▶ _Written request_:
Gather all lines in the records below that include the word "price".

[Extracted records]

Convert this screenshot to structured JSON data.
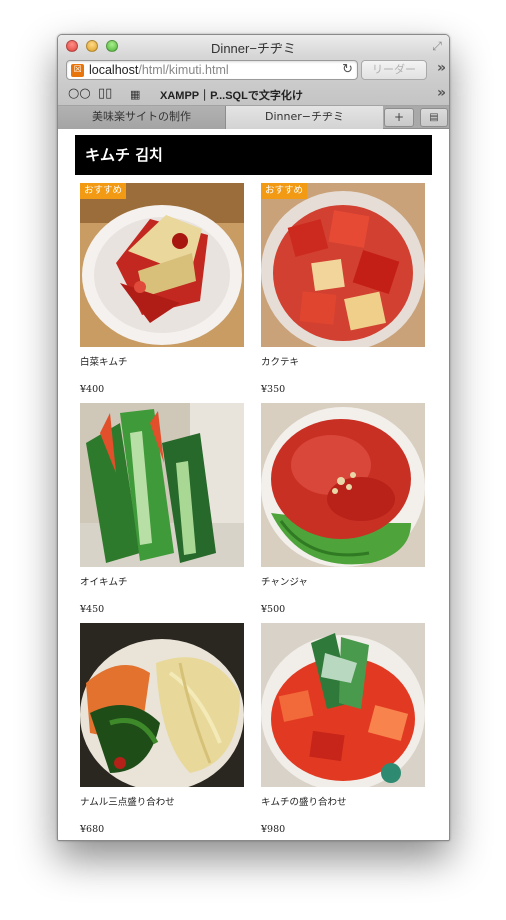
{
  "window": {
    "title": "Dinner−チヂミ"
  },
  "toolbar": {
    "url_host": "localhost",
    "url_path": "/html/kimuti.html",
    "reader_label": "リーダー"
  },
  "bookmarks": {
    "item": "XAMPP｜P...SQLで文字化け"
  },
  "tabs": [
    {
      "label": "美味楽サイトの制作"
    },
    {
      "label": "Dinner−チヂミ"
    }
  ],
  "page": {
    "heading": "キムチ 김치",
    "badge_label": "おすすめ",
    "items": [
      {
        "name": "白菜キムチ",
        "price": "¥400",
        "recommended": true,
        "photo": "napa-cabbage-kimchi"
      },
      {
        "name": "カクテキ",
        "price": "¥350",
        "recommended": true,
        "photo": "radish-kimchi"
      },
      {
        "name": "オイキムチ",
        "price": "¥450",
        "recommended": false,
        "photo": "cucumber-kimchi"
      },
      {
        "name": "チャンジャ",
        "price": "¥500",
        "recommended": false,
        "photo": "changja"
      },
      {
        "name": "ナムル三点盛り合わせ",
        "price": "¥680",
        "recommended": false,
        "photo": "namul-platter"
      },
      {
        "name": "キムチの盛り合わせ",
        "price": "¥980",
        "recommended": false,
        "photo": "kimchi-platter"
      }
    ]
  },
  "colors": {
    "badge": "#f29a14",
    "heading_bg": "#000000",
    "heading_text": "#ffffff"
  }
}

--

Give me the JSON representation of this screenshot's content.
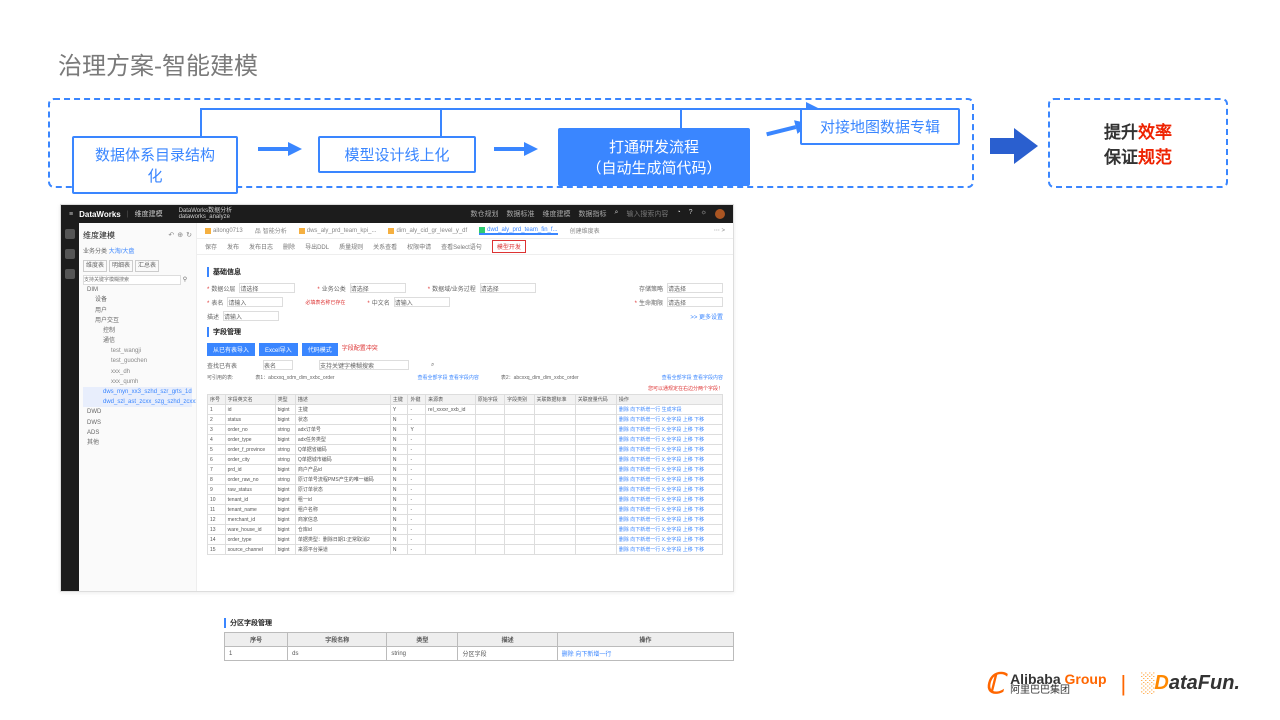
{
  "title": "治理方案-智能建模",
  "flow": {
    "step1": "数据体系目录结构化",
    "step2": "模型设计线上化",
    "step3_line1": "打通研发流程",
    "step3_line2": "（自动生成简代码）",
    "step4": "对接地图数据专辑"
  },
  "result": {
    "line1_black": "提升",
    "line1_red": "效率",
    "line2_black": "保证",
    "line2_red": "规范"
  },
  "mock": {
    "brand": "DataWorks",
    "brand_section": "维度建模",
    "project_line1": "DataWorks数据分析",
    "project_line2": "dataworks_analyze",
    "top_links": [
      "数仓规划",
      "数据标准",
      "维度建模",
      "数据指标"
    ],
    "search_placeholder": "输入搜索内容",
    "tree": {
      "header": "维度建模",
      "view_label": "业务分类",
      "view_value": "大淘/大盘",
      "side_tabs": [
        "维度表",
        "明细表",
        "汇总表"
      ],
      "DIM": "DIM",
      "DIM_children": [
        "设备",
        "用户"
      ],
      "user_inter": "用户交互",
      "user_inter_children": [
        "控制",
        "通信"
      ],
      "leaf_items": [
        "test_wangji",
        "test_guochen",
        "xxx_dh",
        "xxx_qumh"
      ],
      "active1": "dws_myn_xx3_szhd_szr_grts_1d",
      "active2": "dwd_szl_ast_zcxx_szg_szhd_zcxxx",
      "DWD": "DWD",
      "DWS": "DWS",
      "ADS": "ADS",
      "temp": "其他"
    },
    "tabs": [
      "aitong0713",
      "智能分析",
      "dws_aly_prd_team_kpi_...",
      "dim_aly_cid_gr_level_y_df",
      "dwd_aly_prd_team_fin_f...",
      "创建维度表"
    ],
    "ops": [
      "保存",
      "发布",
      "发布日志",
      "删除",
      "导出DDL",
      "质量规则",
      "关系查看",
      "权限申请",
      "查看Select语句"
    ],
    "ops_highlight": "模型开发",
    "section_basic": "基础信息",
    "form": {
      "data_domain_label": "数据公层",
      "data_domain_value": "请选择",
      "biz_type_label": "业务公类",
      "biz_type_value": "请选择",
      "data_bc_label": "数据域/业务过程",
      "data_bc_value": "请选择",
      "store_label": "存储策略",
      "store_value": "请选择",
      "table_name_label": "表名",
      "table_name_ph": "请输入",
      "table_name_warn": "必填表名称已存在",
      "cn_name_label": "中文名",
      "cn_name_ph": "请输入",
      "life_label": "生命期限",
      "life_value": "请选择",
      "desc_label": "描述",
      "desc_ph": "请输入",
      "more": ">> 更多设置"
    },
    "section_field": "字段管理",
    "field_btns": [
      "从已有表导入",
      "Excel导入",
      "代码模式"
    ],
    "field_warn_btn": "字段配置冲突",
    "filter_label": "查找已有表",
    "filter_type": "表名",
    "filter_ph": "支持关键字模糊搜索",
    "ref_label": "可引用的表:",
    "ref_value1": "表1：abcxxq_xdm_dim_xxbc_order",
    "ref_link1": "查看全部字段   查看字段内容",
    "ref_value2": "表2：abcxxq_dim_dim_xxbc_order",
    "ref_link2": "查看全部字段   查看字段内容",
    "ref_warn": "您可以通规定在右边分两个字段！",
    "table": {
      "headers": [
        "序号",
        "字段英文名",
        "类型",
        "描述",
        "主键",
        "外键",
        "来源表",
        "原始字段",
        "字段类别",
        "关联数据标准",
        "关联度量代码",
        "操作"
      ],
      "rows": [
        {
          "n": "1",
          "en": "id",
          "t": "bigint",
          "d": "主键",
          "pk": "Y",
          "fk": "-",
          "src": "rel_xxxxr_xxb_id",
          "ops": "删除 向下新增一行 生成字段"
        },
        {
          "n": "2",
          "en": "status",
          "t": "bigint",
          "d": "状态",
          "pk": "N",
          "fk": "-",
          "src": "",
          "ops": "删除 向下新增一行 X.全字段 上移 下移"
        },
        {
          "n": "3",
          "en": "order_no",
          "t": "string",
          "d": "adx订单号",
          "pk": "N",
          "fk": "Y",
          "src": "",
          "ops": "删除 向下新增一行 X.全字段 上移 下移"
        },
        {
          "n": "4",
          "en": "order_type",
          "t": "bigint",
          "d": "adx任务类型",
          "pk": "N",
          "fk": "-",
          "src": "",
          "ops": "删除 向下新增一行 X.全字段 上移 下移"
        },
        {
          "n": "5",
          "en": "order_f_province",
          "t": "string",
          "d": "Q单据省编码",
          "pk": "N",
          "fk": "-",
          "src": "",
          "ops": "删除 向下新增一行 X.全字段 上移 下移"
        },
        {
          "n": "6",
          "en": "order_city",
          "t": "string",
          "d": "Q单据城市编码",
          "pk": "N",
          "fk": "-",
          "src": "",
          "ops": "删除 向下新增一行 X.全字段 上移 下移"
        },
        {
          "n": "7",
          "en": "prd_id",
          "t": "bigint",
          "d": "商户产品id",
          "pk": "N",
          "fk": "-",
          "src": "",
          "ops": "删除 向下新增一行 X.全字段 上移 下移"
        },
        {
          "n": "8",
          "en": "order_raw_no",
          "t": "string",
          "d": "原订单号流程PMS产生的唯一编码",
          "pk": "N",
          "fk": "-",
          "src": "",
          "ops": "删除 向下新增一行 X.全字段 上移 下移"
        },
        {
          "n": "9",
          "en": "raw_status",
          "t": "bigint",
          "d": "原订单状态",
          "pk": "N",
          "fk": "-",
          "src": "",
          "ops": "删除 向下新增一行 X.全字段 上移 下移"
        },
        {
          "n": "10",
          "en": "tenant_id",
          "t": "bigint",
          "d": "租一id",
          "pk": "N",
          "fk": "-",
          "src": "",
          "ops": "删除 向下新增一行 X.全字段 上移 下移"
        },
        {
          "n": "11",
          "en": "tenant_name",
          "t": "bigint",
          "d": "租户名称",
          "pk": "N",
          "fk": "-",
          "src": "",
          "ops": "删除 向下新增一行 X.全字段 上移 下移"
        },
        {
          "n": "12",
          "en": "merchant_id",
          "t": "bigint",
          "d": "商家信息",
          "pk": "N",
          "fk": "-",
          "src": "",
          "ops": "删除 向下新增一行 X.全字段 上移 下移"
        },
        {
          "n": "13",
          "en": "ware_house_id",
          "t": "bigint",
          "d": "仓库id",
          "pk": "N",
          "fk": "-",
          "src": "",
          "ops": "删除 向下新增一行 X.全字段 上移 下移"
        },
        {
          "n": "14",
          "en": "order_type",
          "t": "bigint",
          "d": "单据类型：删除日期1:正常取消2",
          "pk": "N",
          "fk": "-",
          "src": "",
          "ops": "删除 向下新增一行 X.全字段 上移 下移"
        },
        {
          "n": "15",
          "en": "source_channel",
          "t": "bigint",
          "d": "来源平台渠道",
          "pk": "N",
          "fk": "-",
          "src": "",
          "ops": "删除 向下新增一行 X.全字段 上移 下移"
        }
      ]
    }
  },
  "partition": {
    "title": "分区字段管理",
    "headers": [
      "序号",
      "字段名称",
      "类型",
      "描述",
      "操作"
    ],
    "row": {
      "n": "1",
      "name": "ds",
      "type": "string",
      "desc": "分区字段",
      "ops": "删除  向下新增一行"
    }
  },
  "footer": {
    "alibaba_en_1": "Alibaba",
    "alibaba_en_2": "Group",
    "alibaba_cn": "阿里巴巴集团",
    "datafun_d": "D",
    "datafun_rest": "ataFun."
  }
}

▶ _Task output_:
        "price": "¥400",
        "price": "¥350",
        "price": "¥450",
        "price": "¥500",
        "price": "¥680",
        "price": "¥980",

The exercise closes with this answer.